╭─ DATA IN THIS EXERCISE

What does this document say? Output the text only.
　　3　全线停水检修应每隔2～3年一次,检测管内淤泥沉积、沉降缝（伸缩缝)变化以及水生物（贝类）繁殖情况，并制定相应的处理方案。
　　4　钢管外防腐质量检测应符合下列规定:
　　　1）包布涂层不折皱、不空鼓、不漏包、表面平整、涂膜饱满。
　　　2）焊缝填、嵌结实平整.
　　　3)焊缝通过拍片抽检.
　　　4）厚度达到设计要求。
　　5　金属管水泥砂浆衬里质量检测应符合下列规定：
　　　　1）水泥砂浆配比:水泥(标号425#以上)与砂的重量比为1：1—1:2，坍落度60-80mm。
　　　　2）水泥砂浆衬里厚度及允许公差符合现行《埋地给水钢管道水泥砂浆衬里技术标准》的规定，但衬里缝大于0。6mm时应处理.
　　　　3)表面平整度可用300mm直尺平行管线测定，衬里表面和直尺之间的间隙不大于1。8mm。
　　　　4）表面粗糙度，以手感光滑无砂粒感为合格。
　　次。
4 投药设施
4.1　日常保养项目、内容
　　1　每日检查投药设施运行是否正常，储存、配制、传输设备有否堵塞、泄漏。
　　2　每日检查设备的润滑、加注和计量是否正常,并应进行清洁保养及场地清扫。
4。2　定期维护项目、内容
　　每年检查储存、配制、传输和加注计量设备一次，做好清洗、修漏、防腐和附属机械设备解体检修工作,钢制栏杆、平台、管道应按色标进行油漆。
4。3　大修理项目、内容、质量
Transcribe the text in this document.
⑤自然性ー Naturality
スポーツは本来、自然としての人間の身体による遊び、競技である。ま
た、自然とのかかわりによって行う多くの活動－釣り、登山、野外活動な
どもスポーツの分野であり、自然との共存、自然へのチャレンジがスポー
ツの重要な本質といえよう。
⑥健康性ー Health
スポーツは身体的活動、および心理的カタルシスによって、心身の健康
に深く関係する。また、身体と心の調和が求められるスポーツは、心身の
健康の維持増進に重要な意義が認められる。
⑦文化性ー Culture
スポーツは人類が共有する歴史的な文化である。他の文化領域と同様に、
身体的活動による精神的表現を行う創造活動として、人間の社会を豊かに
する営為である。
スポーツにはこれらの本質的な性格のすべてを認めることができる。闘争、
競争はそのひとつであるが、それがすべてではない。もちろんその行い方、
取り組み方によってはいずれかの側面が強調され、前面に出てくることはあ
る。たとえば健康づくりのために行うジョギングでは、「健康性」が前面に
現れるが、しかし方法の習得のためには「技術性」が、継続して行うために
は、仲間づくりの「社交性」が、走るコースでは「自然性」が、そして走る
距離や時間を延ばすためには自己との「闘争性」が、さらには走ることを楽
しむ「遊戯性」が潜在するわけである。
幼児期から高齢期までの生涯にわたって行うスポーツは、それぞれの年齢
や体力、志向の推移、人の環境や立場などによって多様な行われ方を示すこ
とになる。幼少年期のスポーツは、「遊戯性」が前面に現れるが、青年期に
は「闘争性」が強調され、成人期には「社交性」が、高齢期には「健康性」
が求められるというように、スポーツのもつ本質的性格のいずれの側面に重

╰─

[THE REQUEST]
Reproduce the data in full, exactly as presented.

[SOLUTION FOR THIS PROBLEM]
What does this document say? Output the text only.
　　3　全线停水检修应每隔2～3年一次,检测管内淤泥沉积、沉降缝（伸缩缝)变化以及水生物（贝类）繁殖情况，并制定相应的处理方案。
　　4　钢管外防腐质量检测应符合下列规定:
　　　1）包布涂层不折皱、不空鼓、不漏包、表面平整、涂膜饱满。
　　　2）焊缝填、嵌结实平整.
　　　3)焊缝通过拍片抽检.
　　　4）厚度达到设计要求。
　　5　金属管水泥砂浆衬里质量检测应符合下列规定：
　　　　1）水泥砂浆配比:水泥(标号425#以上)与砂的重量比为1：1—1:2，坍落度60-80mm。
　　　　2）水泥砂浆衬里厚度及允许公差符合现行《埋地给水钢管道水泥砂浆衬里技术标准》的规定，但衬里缝大于0。6mm时应处理.
　　　　3)表面平整度可用300mm直尺平行管线测定，衬里表面和直尺之间的间隙不大于1。8mm。
　　　　4）表面粗糙度，以手感光滑无砂粒感为合格。
　　次。
4 投药设施
4.1　日常保养项目、内容
　　1　每日检查投药设施运行是否正常，储存、配制、传输设备有否堵塞、泄漏。
　　2　每日检查设备的润滑、加注和计量是否正常,并应进行清洁保养及场地清扫。
4。2　定期维护项目、内容
　　每年检查储存、配制、传输和加注计量设备一次，做好清洗、修漏、防腐和附属机械设备解体检修工作,钢制栏杆、平台、管道应按色标进行油漆。
4。3　大修理项目、内容、质量
Transcribe the text in this document.
⑤自然性ー Naturality
スポーツは本来、自然としての人間の身体による遊び、競技である。ま
た、自然とのかかわりによって行う多くの活動－釣り、登山、野外活動な
どもスポーツの分野であり、自然との共存、自然へのチャレンジがスポー
ツの重要な本質といえよう。
⑥健康性ー Health
スポーツは身体的活動、および心理的カタルシスによって、心身の健康
に深く関係する。また、身体と心の調和が求められるスポーツは、心身の
健康の維持増進に重要な意義が認められる。
⑦文化性ー Culture
スポーツは人類が共有する歴史的な文化である。他の文化領域と同様に、
身体的活動による精神的表現を行う創造活動として、人間の社会を豊かに
する営為である。
スポーツにはこれらの本質的な性格のすべてを認めることができる。闘争、
競争はそのひとつであるが、それがすべてではない。もちろんその行い方、
取り組み方によってはいずれかの側面が強調され、前面に出てくることはあ
る。たとえば健康づくりのために行うジョギングでは、「健康性」が前面に
現れるが、しかし方法の習得のためには「技術性」が、継続して行うために
は、仲間づくりの「社交性」が、走るコースでは「自然性」が、そして走る
距離や時間を延ばすためには自己との「闘争性」が、さらには走ることを楽
しむ「遊戯性」が潜在するわけである。
幼児期から高齢期までの生涯にわたって行うスポーツは、それぞれの年齢
や体力、志向の推移、人の環境や立場などによって多様な行われ方を示すこ
とになる。幼少年期のスポーツは、「遊戯性」が前面に現れるが、青年期に
は「闘争性」が強調され、成人期には「社交性」が、高齢期には「健康性」
が求められるというように、スポーツのもつ本質的性格のいずれの側面に重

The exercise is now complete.